▸ EXERCISE
In the listing below, pick out lines with "color".
----- RECORDS FOR THE EXERCISE -----
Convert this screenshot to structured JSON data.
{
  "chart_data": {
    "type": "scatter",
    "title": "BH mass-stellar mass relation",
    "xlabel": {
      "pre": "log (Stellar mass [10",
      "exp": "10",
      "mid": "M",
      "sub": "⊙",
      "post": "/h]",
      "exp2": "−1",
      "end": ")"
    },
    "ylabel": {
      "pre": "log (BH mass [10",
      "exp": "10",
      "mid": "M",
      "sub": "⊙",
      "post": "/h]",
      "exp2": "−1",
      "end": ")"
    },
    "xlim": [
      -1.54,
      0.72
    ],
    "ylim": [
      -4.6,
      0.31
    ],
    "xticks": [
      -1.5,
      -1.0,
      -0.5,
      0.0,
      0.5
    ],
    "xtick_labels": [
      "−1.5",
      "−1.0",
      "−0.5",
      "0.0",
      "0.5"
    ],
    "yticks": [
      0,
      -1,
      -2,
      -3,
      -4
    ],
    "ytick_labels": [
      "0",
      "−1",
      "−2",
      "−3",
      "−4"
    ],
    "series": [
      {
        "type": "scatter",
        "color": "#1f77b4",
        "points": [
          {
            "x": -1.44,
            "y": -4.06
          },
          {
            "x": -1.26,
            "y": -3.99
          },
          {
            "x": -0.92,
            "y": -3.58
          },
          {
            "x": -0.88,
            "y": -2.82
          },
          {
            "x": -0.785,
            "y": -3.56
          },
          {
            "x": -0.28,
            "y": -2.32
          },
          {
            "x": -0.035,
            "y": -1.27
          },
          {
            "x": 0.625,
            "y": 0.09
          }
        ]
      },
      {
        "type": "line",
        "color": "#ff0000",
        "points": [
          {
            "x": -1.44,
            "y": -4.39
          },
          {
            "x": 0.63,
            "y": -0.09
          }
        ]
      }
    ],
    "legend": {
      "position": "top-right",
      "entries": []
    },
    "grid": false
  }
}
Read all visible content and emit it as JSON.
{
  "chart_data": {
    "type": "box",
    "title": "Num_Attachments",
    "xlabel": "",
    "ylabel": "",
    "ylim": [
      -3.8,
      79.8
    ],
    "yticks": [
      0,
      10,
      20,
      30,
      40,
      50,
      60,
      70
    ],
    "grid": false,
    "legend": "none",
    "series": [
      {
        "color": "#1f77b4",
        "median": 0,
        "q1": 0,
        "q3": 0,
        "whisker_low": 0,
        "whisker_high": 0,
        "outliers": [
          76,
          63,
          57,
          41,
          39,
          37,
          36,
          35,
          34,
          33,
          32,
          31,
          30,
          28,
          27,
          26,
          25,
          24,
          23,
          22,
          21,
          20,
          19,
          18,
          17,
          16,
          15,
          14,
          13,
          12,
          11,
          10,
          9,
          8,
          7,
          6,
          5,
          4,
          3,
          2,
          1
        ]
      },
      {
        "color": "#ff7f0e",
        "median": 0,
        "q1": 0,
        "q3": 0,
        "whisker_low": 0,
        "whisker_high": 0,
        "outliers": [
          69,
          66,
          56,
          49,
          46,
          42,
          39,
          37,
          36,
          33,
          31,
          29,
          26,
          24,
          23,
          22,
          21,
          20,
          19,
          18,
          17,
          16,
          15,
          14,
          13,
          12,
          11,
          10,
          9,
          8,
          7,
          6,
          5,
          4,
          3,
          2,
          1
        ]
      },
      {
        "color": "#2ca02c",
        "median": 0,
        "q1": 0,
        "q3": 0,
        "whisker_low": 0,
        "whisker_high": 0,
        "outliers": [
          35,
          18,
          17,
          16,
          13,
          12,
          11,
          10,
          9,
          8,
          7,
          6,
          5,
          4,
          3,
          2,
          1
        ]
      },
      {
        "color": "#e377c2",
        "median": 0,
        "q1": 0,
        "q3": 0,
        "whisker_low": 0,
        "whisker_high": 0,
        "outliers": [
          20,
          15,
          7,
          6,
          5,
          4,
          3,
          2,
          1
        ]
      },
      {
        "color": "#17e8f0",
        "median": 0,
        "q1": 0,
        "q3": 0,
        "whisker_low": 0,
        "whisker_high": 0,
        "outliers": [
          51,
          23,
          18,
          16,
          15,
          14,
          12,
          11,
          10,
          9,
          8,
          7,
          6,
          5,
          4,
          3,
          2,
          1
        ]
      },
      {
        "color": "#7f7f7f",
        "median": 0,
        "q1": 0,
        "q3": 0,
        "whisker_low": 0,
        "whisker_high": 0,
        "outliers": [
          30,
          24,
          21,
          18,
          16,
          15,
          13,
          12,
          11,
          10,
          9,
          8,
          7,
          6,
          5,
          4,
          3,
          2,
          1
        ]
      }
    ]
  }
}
-----
▸ ANSWER TO THIS EXERCISE
        "color": "#1f77b4",
        "color": "#ff0000",
        "color": "#1f77b4",
        "color": "#ff7f0e",
        "color": "#2ca02c",
        "color": "#e377c2",
        "color": "#17e8f0",
        "color": "#7f7f7f",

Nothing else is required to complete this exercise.